Directive — Search the material below for the string "MACD" and list each line that holds it.

===

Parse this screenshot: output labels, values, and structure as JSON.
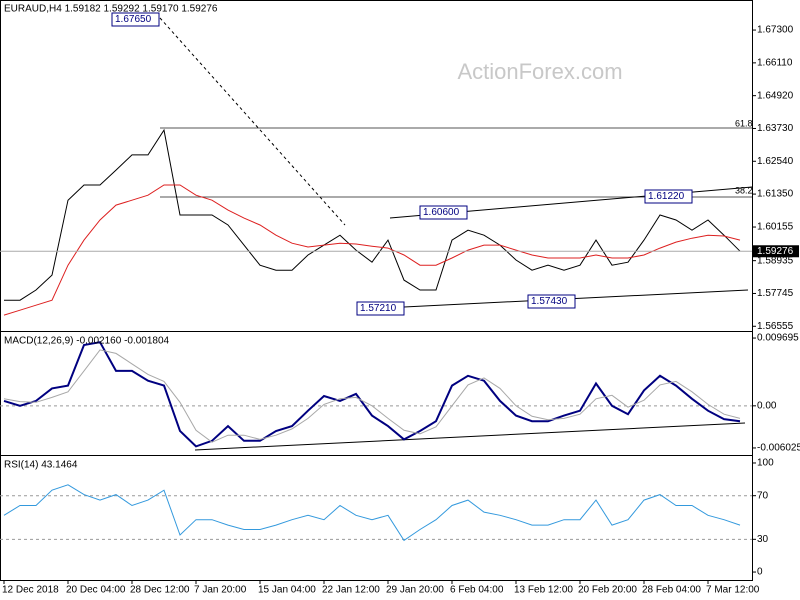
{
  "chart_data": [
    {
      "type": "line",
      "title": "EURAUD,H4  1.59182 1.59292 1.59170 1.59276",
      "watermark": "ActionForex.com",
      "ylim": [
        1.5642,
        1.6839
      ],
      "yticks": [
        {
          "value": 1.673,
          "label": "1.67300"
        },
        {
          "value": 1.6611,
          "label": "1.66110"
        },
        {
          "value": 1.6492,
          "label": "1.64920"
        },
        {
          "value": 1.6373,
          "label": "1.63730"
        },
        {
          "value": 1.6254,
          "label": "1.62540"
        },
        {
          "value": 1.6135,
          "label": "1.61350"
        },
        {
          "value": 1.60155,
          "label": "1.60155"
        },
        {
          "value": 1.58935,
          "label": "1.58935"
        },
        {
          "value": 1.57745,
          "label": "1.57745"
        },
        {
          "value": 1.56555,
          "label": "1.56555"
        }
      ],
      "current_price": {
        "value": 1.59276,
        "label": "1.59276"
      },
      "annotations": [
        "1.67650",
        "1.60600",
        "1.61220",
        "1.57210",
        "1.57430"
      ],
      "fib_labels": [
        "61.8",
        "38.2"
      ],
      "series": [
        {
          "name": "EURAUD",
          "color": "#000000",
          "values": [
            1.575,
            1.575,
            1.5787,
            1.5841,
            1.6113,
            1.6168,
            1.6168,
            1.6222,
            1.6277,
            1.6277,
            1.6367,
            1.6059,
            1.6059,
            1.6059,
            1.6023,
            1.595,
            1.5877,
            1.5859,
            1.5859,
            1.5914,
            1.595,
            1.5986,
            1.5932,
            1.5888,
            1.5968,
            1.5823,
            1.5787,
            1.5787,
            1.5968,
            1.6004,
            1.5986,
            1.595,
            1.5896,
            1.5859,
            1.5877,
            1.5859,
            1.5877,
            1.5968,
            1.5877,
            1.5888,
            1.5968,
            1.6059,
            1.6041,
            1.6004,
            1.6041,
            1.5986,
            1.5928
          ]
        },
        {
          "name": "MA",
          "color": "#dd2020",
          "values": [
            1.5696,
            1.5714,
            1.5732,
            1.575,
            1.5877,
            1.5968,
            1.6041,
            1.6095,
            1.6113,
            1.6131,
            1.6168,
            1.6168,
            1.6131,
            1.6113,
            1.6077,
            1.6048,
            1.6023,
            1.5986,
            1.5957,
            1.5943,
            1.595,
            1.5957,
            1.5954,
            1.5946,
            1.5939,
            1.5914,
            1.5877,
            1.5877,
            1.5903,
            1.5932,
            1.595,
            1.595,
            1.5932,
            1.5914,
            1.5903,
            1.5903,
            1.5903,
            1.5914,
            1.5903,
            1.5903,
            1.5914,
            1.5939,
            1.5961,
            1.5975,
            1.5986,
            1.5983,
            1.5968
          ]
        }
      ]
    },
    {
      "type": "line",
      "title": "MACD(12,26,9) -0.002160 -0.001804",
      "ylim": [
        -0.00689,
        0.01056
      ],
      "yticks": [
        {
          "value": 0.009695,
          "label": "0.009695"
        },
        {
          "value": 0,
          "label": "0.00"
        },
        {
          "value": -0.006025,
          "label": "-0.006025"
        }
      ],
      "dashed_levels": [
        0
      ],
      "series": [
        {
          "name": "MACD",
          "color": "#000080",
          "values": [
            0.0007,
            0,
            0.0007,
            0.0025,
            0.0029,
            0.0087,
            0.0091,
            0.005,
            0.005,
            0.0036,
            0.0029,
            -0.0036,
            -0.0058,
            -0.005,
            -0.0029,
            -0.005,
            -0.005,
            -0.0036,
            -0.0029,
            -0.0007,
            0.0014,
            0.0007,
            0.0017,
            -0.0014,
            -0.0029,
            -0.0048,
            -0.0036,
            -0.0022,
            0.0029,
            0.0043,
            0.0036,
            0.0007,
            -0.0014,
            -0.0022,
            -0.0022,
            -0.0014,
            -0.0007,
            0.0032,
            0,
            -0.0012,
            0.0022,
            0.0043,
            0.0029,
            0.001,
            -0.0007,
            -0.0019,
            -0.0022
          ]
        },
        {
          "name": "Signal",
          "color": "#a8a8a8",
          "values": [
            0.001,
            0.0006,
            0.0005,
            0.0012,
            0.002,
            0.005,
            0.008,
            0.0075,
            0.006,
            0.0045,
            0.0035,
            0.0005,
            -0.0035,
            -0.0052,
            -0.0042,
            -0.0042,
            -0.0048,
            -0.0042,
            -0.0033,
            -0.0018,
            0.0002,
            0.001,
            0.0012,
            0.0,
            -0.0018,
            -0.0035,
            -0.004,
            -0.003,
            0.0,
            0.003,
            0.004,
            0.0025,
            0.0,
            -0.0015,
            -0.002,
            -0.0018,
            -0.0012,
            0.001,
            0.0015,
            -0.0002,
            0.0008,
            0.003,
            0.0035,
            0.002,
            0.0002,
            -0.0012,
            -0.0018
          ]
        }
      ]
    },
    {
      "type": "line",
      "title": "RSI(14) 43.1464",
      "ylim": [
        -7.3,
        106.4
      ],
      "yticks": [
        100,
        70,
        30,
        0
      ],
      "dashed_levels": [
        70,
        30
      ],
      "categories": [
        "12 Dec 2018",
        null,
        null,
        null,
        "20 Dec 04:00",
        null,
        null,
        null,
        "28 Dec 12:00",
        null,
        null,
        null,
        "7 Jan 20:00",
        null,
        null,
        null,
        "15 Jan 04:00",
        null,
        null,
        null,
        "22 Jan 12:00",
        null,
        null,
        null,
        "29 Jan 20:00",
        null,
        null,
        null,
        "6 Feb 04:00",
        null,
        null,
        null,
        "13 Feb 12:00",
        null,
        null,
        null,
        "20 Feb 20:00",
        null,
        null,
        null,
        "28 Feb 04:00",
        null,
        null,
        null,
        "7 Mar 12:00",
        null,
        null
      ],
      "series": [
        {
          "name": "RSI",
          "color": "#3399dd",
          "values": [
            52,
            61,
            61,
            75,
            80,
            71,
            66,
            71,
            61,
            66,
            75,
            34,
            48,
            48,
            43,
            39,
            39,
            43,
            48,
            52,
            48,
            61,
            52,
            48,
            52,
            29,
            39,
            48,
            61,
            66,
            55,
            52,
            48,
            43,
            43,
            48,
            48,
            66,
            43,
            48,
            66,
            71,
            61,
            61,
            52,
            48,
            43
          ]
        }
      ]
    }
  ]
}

===

Solution to the problem —
      "title": "MACD(12,26,9) -0.002160 -0.001804",
          "name": "MACD",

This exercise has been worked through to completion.